Exercise goal >> Count the lines below that contain the word "Quebec". Give only the number.
─── Records to use ───
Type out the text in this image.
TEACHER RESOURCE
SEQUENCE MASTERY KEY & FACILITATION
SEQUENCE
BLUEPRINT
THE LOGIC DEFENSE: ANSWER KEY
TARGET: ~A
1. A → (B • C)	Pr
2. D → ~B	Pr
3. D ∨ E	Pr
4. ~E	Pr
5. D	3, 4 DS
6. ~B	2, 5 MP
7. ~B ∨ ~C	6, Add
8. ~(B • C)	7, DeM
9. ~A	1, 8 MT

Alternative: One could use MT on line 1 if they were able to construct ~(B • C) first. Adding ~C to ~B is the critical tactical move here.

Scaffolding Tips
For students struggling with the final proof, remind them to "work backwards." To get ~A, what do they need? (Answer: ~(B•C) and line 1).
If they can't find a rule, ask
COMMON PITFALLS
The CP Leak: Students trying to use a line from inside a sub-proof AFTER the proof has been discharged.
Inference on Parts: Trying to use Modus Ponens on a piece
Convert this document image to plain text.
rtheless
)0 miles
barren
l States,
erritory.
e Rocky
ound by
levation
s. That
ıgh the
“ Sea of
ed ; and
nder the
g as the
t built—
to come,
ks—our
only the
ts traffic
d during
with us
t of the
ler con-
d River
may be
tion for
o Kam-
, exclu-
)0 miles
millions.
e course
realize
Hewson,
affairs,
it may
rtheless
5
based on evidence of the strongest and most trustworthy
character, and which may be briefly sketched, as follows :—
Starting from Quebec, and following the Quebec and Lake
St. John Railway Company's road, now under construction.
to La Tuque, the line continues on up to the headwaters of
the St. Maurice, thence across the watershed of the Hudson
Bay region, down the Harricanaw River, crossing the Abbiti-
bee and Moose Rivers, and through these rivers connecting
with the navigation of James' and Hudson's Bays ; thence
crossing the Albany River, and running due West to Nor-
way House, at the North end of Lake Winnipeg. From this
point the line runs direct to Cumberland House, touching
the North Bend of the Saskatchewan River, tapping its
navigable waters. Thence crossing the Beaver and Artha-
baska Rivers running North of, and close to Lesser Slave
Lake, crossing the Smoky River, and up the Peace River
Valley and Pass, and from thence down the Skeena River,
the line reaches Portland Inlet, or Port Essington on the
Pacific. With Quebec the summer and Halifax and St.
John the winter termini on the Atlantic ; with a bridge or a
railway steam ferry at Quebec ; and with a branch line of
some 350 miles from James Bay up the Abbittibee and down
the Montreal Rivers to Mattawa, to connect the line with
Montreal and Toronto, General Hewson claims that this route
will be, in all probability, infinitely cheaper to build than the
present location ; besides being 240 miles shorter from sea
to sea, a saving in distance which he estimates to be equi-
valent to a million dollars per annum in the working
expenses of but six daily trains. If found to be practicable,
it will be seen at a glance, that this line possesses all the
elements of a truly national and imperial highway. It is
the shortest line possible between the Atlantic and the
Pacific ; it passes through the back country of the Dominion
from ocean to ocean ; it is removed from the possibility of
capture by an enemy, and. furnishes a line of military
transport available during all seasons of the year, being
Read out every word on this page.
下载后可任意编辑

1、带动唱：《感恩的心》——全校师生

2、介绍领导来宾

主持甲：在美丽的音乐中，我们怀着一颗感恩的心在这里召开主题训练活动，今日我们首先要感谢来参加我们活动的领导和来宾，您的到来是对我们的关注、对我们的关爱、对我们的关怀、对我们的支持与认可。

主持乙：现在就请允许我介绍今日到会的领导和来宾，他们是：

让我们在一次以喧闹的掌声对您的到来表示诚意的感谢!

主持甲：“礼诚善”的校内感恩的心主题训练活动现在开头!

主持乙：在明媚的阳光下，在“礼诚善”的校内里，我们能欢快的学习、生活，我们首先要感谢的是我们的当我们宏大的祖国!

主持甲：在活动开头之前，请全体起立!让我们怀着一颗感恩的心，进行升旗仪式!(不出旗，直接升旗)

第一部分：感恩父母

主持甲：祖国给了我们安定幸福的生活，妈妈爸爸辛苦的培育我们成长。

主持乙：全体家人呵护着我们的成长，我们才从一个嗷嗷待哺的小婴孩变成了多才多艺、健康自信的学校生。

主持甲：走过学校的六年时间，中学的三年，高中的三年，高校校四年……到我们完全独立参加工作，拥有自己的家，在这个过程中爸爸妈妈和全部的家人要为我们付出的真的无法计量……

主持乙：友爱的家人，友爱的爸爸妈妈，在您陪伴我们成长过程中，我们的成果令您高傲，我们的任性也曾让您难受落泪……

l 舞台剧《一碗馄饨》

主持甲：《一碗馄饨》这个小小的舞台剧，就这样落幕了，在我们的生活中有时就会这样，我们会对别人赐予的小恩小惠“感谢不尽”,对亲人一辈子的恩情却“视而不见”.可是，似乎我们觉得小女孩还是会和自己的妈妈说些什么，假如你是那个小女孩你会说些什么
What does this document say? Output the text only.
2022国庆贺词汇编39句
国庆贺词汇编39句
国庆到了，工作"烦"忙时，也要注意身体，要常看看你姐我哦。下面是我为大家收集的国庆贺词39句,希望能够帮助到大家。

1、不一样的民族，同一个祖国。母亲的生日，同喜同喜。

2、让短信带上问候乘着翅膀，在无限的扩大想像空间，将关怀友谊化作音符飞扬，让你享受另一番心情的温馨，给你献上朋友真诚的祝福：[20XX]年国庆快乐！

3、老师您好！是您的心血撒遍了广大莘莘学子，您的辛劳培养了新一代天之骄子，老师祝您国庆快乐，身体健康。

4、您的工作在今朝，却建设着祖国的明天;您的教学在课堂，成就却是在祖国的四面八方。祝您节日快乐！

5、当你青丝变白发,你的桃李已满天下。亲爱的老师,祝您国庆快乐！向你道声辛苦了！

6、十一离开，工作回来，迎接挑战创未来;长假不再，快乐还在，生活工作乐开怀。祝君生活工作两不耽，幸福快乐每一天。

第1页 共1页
───
Reply to the exercise >> 3